**SHORT TASK**
Copy all lines of the listing that include the string "downloading".

Data listing
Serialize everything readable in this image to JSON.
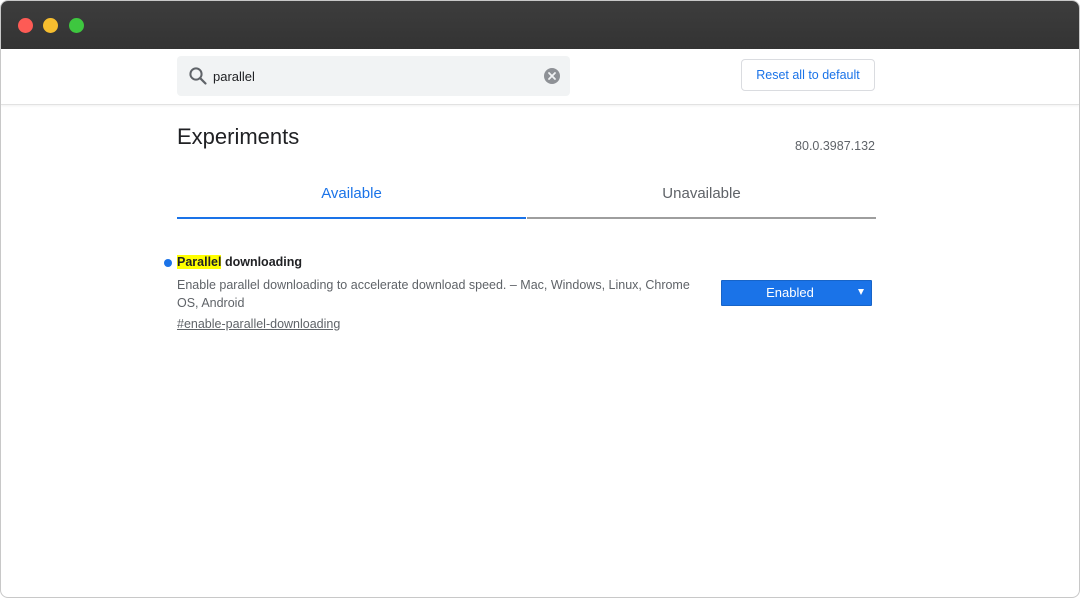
{
  "window": {
    "traffic_lights": [
      "close",
      "minimize",
      "maximize"
    ]
  },
  "search": {
    "value": "parallel",
    "placeholder": "Search flags",
    "icon": "search-icon",
    "clear_icon": "clear-icon"
  },
  "toolbar": {
    "reset_label": "Reset all to default"
  },
  "page": {
    "title": "Experiments",
    "version": "80.0.3987.132"
  },
  "tabs": [
    {
      "label": "Available",
      "active": true
    },
    {
      "label": "Unavailable",
      "active": false
    }
  ],
  "experiments": [
    {
      "title_highlight": "Parallel",
      "title_rest": " downloading",
      "description": "Enable parallel downloading to accelerate download speed. – Mac, Windows, Linux, Chrome OS, Android",
      "link": "#enable-parallel-downloading",
      "state": "Enabled"
    }
  ],
  "colors": {
    "accent": "#1a73e8",
    "highlight": "#ffff00",
    "titlebar": "#3a3a3a"
  }
}
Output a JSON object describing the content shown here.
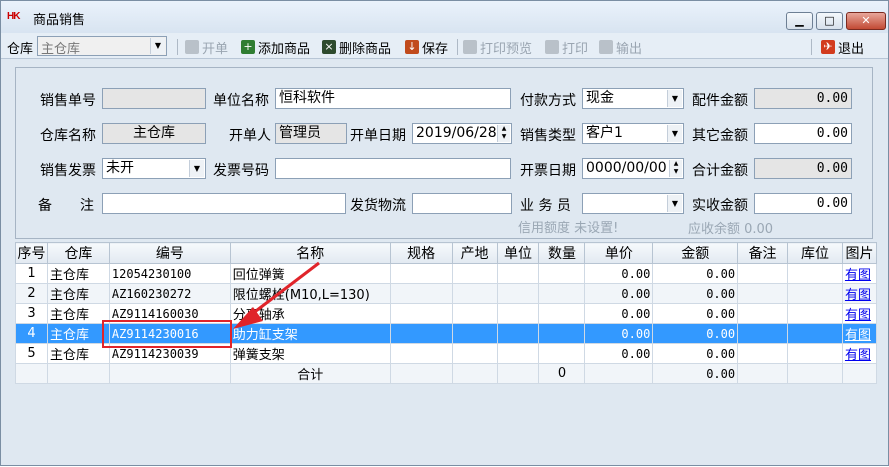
{
  "window": {
    "logo": "HK",
    "title": "商品销售",
    "min": "▁",
    "max": "□",
    "close": "✕"
  },
  "toolbar": {
    "warehouse_label": "仓库",
    "warehouse_value": "主仓库",
    "open_label": "开单",
    "add_label": "添加商品",
    "delete_label": "删除商品",
    "save_label": "保存",
    "preview_label": "打印预览",
    "print_label": "打印",
    "export_label": "输出",
    "exit_label": "退出"
  },
  "form": {
    "order_no_label": "销售单号",
    "order_no": "",
    "unit_label": "单位名称",
    "unit": "恒科软件",
    "pay_label": "付款方式",
    "pay": "现金",
    "parts_label": "配件金额",
    "parts": "0.00",
    "wh_label": "仓库名称",
    "wh": "主仓库",
    "opener_label": "开单人",
    "opener": "管理员",
    "date_label": "开单日期",
    "date": "2019/06/28",
    "type_label": "销售类型",
    "type": "客户1",
    "other_label": "其它金额",
    "other": "0.00",
    "invoice_label": "销售发票",
    "invoice": "未开",
    "invoice_no_label": "发票号码",
    "invoice_no": "",
    "inv_date_label": "开票日期",
    "inv_date": "0000/00/00",
    "total_label": "合计金额",
    "total": "0.00",
    "remark_label": "备　　注",
    "remark": "",
    "logistics_label": "发货物流",
    "logistics": "",
    "salesman_label": "业 务 员",
    "salesman": "",
    "received_label": "实收金额",
    "received": "0.00",
    "credit_hint": "信用额度  未设置!",
    "receivable_hint": "应收余额  0.00"
  },
  "grid": {
    "headers": [
      "序号",
      "仓库",
      "编号",
      "名称",
      "规格",
      "产地",
      "单位",
      "数量",
      "单价",
      "金额",
      "备注",
      "库位",
      "图片"
    ],
    "rows": [
      [
        "1",
        "主仓库",
        "12054230100",
        "回位弹簧",
        "",
        "",
        "",
        "",
        "0.00",
        "0.00",
        "",
        "",
        "有图"
      ],
      [
        "2",
        "主仓库",
        "AZ160230272",
        "限位螺栓(M10,L=130)",
        "",
        "",
        "",
        "",
        "0.00",
        "0.00",
        "",
        "",
        "有图"
      ],
      [
        "3",
        "主仓库",
        "AZ9114160030",
        "分离轴承",
        "",
        "",
        "",
        "",
        "0.00",
        "0.00",
        "",
        "",
        "有图"
      ],
      [
        "4",
        "主仓库",
        "AZ9114230016",
        "助力缸支架",
        "",
        "",
        "",
        "",
        "0.00",
        "0.00",
        "",
        "",
        "有图"
      ],
      [
        "5",
        "主仓库",
        "AZ9114230039",
        "弹簧支架",
        "",
        "",
        "",
        "",
        "0.00",
        "0.00",
        "",
        "",
        "有图"
      ]
    ],
    "total_label": "合计",
    "total_qty": "0",
    "total_amount": "0.00"
  }
}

**EXPECTED ANSWER**
      "title_rest": " downloading",
      "description": "Enable parallel downloading to accelerate download speed. – Mac, Windows, Linux, Chrome OS, Android",
      "link": "#enable-parallel-downloading",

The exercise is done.